* TASK BRIEF
Read the lines below and count those that have the word "Oftast". Respond with the number only.

* DATA LISTING
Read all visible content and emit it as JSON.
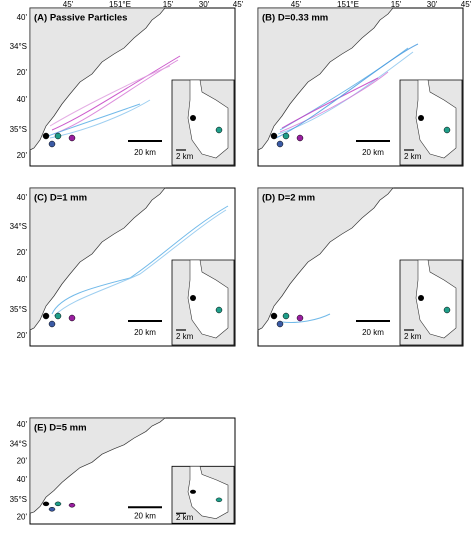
{
  "top_axis_labels": [
    "45'",
    "151°E",
    "15'",
    "30'",
    "45'"
  ],
  "left_axis_labels": [
    "40'",
    "34°S",
    "20'",
    "40'",
    "35°S",
    "20'"
  ],
  "panels": [
    {
      "title": "(A) Passive Particles",
      "scale_main": "20 km",
      "scale_inset": "2 km"
    },
    {
      "title": "(B) D=0.33 mm",
      "scale_main": "20 km",
      "scale_inset": "2 km"
    },
    {
      "title": "(C) D=1 mm",
      "scale_main": "20 km",
      "scale_inset": "2 km"
    },
    {
      "title": "(D) D=2 mm",
      "scale_main": "20 km",
      "scale_inset": "2 km"
    },
    {
      "title": "(E) D=5 mm",
      "scale_main": "20 km",
      "scale_inset": "2 km"
    }
  ]
}
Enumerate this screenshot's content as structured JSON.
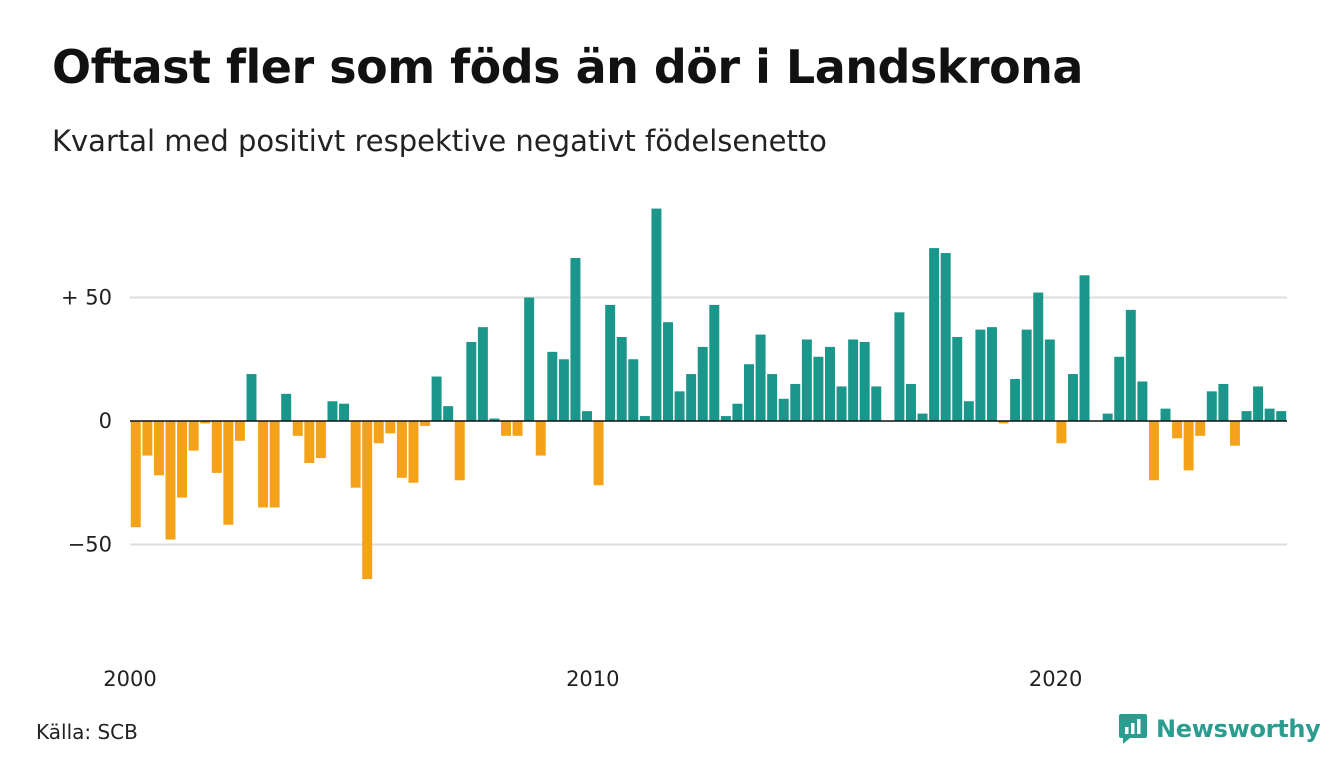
{
  "title": "Oftast fler som föds än dör i Landskrona",
  "subtitle": "Kvartal med positivt respektive negativt födelsenetto",
  "source": "Källa: SCB",
  "brand": {
    "name": "Newsworthy",
    "icon": "newsworthy-logo-icon"
  },
  "colors": {
    "positive": "#1a968a",
    "negative": "#f5a21b",
    "grid": "#dddddd",
    "axis": "#111111",
    "brand": "#2a9d8f"
  },
  "chart_data": {
    "type": "bar",
    "title": "Oftast fler som föds än dör i Landskrona",
    "xlabel": "",
    "ylabel": "",
    "ylim": [
      -80,
      90
    ],
    "yticks": [
      {
        "value": 50,
        "label": "+ 50"
      },
      {
        "value": 0,
        "label": "0"
      },
      {
        "value": -50,
        "label": "−50"
      }
    ],
    "xticks": [
      {
        "value": 2000,
        "label": "2000"
      },
      {
        "value": 2010,
        "label": "2010"
      },
      {
        "value": 2020,
        "label": "2020"
      }
    ],
    "grid": true,
    "legend": "none",
    "x_start": 2000.0,
    "x_step": 0.25,
    "values": [
      -43,
      -14,
      -22,
      -48,
      -31,
      -12,
      -1,
      -21,
      -42,
      -8,
      19,
      -35,
      -35,
      11,
      -6,
      -17,
      -15,
      8,
      7,
      -27,
      -64,
      -9,
      -5,
      -23,
      -25,
      -2,
      18,
      6,
      -24,
      32,
      38,
      1,
      -6,
      -6,
      50,
      -14,
      28,
      25,
      66,
      4,
      -26,
      47,
      34,
      25,
      2,
      86,
      40,
      12,
      19,
      30,
      47,
      2,
      7,
      23,
      35,
      19,
      9,
      15,
      33,
      26,
      30,
      14,
      33,
      32,
      14,
      0,
      44,
      15,
      3,
      70,
      68,
      34,
      8,
      37,
      38,
      -1,
      17,
      37,
      52,
      33,
      -9,
      19,
      59,
      0,
      3,
      26,
      45,
      16,
      -24,
      5,
      -7,
      -20,
      -6,
      12,
      15,
      -10,
      4,
      14,
      5,
      4
    ]
  }
}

* OUTPUT BELOW
2